**Objective:** Check each line of the material below for "само", then copy the ones that contain it.
## START Information shown
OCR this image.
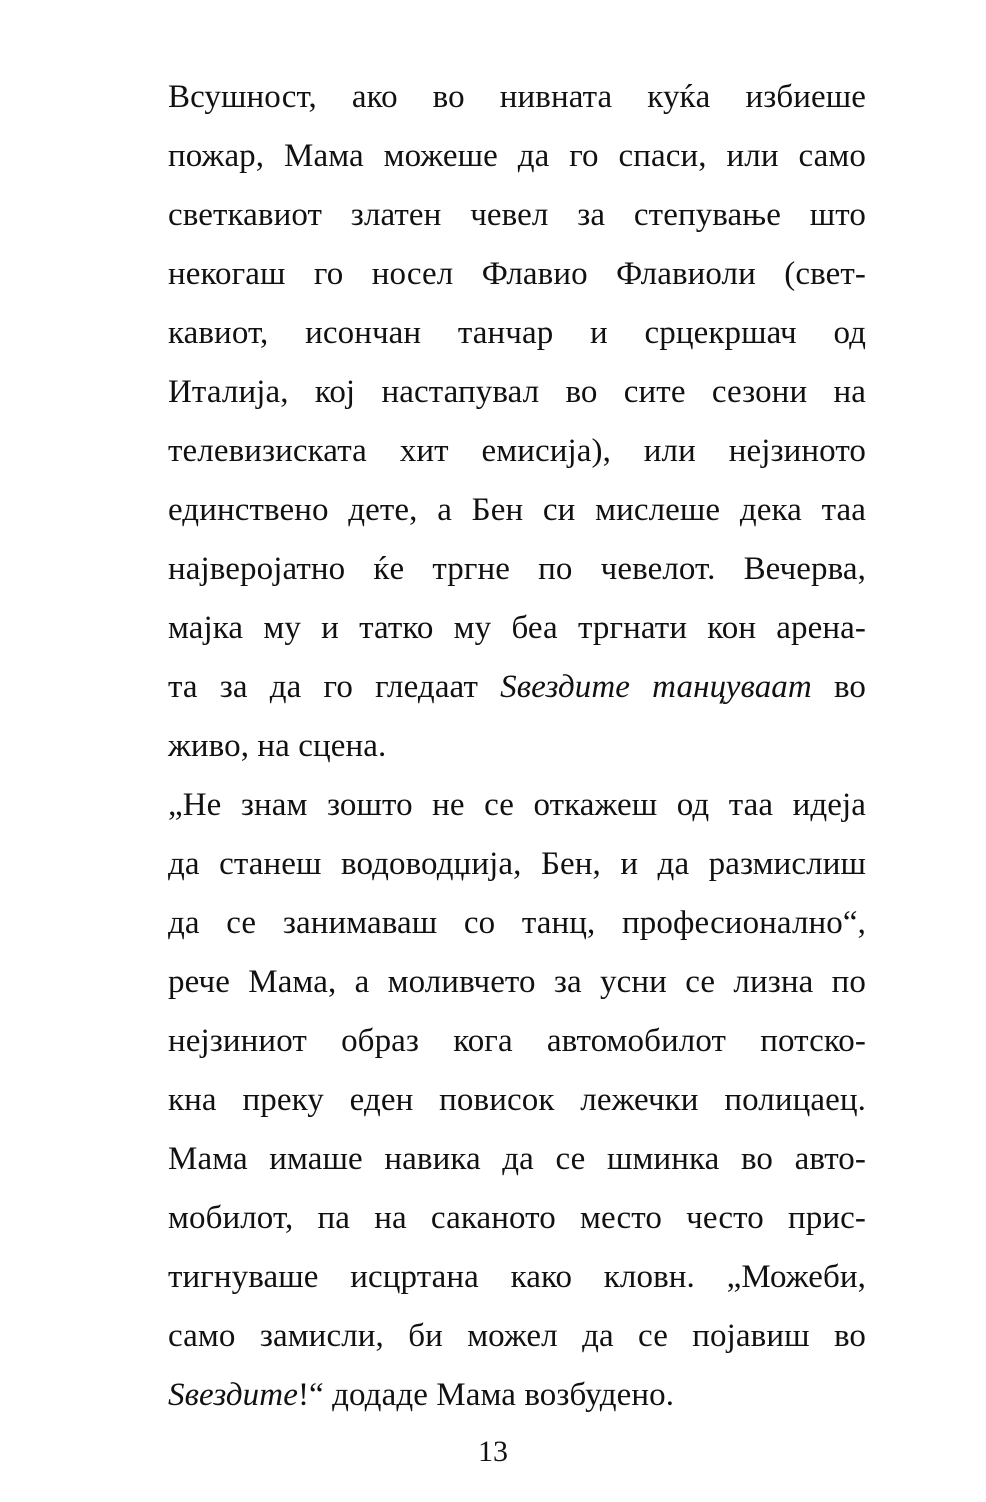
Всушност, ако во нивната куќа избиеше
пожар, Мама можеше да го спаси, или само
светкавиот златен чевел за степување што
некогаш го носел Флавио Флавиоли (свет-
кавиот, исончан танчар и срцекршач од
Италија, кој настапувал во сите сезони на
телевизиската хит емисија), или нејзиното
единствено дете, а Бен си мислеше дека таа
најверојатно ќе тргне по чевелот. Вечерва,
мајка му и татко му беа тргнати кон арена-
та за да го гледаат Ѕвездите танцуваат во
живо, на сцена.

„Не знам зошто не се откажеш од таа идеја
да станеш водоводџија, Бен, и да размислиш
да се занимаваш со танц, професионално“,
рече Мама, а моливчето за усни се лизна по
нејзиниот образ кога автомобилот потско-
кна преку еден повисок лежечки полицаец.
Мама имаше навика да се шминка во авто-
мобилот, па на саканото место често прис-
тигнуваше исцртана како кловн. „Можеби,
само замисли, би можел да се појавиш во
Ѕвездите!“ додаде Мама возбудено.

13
## END Information shown
## START Information shown
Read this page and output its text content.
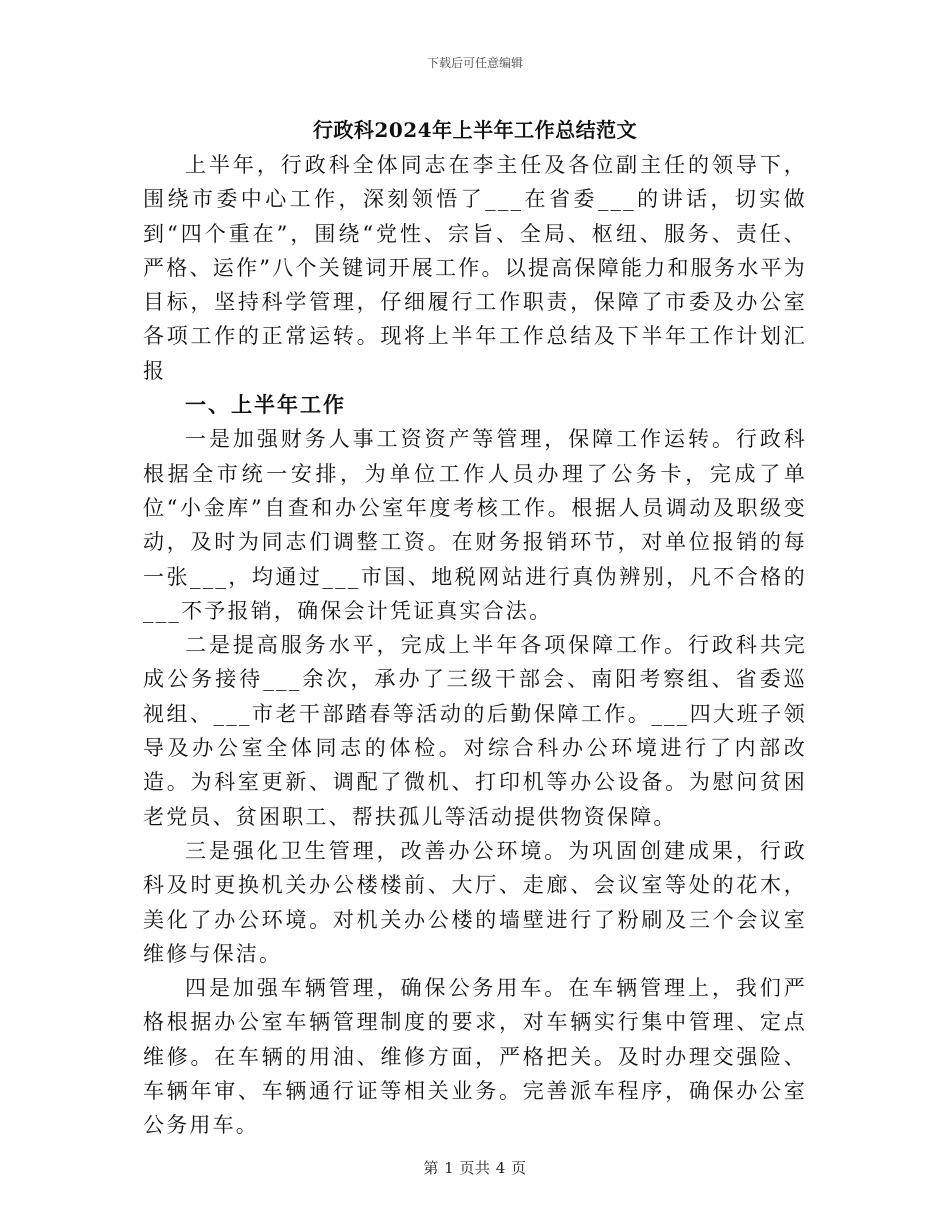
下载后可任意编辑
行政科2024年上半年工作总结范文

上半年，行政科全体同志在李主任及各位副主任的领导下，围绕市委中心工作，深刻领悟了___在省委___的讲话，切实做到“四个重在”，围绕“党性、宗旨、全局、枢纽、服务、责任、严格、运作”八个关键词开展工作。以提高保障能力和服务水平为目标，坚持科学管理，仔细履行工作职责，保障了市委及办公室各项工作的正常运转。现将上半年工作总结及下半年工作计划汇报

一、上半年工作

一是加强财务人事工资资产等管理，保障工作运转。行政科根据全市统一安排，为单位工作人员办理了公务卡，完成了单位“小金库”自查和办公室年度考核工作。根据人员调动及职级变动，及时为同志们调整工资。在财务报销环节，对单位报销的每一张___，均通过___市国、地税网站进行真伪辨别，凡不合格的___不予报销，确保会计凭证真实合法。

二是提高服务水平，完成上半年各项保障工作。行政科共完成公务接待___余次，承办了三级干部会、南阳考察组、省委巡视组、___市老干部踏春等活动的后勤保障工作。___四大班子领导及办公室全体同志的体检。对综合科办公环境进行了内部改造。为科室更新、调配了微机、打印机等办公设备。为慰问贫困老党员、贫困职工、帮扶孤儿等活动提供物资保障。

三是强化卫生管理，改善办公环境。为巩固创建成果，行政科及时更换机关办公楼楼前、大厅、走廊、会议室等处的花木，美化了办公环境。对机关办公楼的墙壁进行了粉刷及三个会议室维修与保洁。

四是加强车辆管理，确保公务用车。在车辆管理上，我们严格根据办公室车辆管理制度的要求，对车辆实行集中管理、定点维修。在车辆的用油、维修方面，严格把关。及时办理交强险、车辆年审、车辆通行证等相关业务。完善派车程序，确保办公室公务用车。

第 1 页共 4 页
## END Information shown
**Exercise answer:**
пожар, Мама можеше да го спаси, или само
само замисли, би можел да се појавиш во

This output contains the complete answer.